▶ [Stated goal]: Take every line from the listing below that includes "MANAGUA" and copy it.

▶ [Material shown]:

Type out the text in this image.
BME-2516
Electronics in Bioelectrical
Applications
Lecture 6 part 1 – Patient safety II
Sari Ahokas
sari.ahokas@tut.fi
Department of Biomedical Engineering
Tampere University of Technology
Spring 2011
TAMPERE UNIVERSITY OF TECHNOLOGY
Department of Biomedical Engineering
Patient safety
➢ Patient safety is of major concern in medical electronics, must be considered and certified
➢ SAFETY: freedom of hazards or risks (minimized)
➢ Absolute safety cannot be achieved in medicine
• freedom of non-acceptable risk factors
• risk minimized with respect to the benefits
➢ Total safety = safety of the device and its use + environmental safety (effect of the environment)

---

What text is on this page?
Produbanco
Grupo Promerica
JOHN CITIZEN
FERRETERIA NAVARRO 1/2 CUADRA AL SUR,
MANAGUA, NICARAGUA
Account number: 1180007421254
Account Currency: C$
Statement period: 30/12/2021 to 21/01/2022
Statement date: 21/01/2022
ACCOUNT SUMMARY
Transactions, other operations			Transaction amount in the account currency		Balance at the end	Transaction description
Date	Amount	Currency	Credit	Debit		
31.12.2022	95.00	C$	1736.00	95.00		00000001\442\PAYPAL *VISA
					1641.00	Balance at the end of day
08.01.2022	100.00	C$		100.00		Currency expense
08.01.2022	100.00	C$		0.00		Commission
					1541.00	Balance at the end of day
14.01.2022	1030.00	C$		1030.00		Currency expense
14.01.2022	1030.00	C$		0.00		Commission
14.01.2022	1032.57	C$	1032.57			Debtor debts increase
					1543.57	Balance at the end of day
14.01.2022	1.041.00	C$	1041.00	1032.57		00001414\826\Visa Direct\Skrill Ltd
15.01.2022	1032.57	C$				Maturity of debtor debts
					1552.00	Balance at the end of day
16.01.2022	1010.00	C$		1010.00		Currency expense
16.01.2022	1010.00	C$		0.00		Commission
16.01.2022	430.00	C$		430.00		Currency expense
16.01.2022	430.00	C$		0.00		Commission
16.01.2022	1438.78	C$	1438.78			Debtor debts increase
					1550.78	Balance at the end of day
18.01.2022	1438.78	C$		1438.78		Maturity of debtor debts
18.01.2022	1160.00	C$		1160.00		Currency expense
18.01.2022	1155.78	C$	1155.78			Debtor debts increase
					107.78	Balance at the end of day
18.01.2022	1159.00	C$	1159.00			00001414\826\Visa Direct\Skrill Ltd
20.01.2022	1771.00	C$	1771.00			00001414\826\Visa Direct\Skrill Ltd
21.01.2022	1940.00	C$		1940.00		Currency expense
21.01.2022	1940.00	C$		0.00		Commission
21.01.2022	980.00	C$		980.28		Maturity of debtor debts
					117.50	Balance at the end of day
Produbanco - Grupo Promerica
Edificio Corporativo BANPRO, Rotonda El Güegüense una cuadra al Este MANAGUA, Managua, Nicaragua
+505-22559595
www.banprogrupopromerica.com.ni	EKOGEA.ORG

▶ [Finished task]:
MANAGUA, NICARAGUA
Edificio Corporativo BANPRO, Rotonda El Güegüense una cuadra al Este MANAGUA, Managua, Nicaragua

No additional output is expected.